TEXT EXCERPT Block Start

# Tool Tip - Electric Wire Stripper



## coolidge (Apr 17, 2015)

I don't know if you guys have seen these before but its great when it comes to stripping wire without damaging it, or tougher insulations like Teflon which are dang near impossible to strip with regular wire strippers.


----------



## Franko (Apr 17, 2015)

I never saw one. How does it work?


----------



## RJSakowski (Apr 17, 2015)

They are cool "hot "tools.  I don't have one but when I have to strip insulation on fine wire, I use my soldering iron.  I just touch the iron on either side of the wire and  pinch the insulation immediately with my fingernails and pull.  No nicked or broken wires.


----------



## coolidge (Apr 18, 2015)

That's a wedged shaped heating element on the end, insert the wire into the heating element, you can use that black stop to adjust how much wire you want to strip if you are stripping a bunch of wires, you press the red button and it heats up red hot, about a half turn on the wire and the heating element slices through the insulation. If the stripped insulation gets stuck you press that other red button and it flicks it off.

TEXT EXCERPT Block End

• _BRIEF 1_: In the wire stripper thread, what does RJSakowski use to strip insulation on fine wire?
• _BRIEF 2_: Please copy the wire stripper thread word for word from "## coolidge (Apr 18, 2015)" to "flicks it off.".
• _BRIEF 3_: According to the wire stripper thread, why does coolidge find this tool useful?

EXTRACTED ENTRIES Block Start

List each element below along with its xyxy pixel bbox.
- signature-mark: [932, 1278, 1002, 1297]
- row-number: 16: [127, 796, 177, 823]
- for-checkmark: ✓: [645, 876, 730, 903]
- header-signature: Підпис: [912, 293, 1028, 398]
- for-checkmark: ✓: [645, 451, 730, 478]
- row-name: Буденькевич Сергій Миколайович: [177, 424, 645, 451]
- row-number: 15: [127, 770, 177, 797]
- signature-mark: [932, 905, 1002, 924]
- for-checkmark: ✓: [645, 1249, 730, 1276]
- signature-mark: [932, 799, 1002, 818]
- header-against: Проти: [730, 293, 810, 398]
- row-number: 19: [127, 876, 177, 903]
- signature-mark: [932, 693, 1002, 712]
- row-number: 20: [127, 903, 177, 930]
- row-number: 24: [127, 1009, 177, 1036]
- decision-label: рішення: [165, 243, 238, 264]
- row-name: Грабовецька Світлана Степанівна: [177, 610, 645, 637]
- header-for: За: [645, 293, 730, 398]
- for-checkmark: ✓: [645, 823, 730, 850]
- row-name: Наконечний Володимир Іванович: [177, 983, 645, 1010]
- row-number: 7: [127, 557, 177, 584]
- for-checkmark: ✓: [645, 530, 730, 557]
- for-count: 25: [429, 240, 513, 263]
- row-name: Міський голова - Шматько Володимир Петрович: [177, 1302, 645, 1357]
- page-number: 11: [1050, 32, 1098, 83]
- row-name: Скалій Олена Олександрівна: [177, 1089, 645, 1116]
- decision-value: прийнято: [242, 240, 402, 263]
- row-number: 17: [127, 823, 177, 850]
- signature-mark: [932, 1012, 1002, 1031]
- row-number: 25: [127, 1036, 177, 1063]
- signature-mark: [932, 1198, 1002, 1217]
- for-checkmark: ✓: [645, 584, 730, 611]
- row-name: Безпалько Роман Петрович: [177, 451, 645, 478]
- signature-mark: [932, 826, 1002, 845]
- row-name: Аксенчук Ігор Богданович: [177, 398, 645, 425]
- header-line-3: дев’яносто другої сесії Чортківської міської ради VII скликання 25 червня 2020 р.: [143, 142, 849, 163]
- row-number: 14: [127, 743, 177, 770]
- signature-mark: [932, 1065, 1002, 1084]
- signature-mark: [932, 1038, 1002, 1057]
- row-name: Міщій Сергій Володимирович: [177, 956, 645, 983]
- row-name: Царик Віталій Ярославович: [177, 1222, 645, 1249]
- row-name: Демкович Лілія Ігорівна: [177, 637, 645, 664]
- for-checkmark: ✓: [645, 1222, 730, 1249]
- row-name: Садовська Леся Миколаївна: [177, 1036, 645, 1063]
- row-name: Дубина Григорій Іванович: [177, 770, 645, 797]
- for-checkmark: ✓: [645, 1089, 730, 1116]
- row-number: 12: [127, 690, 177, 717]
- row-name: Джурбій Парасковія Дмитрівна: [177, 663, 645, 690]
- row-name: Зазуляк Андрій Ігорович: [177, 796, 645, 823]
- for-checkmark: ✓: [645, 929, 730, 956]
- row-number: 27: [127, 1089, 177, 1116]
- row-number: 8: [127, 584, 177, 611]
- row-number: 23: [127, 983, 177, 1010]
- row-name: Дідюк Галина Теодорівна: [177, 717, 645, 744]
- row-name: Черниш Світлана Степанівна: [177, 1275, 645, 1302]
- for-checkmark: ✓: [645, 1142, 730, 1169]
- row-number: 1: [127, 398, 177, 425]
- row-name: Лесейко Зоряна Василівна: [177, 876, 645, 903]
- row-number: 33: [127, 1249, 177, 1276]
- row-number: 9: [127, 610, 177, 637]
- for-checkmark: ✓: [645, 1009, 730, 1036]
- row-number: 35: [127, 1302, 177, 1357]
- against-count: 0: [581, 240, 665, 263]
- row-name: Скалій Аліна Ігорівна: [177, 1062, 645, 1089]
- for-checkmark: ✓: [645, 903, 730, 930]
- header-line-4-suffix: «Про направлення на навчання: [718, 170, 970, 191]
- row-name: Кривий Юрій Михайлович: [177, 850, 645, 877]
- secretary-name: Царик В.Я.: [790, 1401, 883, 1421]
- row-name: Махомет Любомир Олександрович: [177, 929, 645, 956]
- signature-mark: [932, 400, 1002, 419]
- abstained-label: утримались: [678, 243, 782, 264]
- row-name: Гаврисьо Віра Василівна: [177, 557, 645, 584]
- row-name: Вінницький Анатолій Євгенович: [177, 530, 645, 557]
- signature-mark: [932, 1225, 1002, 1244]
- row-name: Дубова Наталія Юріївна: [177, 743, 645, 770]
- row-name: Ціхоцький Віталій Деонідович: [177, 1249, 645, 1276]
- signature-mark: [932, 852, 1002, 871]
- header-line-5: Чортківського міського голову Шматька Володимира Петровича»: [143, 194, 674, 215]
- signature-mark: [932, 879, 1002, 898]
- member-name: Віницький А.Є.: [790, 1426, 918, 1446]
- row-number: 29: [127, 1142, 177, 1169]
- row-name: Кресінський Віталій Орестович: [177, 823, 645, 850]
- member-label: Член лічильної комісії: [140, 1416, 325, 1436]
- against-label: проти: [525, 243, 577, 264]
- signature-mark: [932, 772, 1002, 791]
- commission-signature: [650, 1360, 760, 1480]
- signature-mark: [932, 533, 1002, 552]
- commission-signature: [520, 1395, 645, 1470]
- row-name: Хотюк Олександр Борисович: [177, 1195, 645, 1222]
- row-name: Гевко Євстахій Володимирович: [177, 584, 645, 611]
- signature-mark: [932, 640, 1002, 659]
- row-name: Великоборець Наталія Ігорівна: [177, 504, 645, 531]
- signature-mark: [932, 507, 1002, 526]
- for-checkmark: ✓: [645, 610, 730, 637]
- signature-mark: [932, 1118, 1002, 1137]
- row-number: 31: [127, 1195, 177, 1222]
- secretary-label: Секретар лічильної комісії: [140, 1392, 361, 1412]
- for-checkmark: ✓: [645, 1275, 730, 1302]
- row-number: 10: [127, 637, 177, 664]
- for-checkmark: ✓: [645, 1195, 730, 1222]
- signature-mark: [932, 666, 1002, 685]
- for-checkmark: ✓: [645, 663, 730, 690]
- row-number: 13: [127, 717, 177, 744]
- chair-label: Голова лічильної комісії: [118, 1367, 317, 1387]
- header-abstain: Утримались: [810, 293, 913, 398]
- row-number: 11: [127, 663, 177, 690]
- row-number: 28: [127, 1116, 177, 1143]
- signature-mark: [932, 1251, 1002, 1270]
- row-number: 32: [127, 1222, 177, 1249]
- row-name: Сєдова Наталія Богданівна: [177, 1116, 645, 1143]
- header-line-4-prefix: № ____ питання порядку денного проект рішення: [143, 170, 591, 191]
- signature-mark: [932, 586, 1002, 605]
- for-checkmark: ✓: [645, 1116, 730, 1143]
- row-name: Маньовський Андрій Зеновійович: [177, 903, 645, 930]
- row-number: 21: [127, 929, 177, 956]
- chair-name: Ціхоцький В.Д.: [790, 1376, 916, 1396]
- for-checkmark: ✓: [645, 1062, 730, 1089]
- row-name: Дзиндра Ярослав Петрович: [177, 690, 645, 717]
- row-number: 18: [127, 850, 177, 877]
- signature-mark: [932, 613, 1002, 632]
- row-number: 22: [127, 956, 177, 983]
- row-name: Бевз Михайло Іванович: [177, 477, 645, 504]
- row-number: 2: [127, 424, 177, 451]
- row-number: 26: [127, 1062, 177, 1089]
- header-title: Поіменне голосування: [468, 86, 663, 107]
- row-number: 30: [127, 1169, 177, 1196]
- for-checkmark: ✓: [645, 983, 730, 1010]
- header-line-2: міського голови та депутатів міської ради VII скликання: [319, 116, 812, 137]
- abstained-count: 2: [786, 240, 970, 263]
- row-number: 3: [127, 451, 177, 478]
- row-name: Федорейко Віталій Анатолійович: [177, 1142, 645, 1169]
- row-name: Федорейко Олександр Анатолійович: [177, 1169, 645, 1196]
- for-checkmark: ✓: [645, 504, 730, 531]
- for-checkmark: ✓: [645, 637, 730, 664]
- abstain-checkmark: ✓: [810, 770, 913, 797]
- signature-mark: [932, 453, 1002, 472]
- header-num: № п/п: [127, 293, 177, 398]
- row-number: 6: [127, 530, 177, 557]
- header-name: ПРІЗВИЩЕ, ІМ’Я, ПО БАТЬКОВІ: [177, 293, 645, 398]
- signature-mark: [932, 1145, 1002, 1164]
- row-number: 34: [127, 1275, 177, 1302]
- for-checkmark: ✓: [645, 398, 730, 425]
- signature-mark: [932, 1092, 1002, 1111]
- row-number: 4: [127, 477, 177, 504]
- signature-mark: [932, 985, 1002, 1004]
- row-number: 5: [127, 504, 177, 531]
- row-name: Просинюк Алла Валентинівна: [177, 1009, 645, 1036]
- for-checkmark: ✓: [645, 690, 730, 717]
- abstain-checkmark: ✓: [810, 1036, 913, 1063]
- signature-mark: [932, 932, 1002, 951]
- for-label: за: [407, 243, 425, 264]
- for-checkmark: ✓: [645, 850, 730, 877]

EXTRACTED ENTRIES Block End

• _TASK RESULT 1_: A soldering iron.

• _TASK RESULT 2_:
## coolidge (Apr 18, 2015)

That's a wedged shaped heating element on the end, insert the wire into the heating element, you can use that black stop to adjust how much wire you want to strip if you are stripping a bunch of wires, you press the red button and it heats up red hot, about a half turn on the wire and the heating element slices through the insulation. If the stripped insulation gets stuck you press that other red button and it flicks it off.

• _TASK RESULT 3_: It strips wire without damaging it. It also handles tougher insulations like Teflon, which are nearly impossible to strip with regular wire strippers.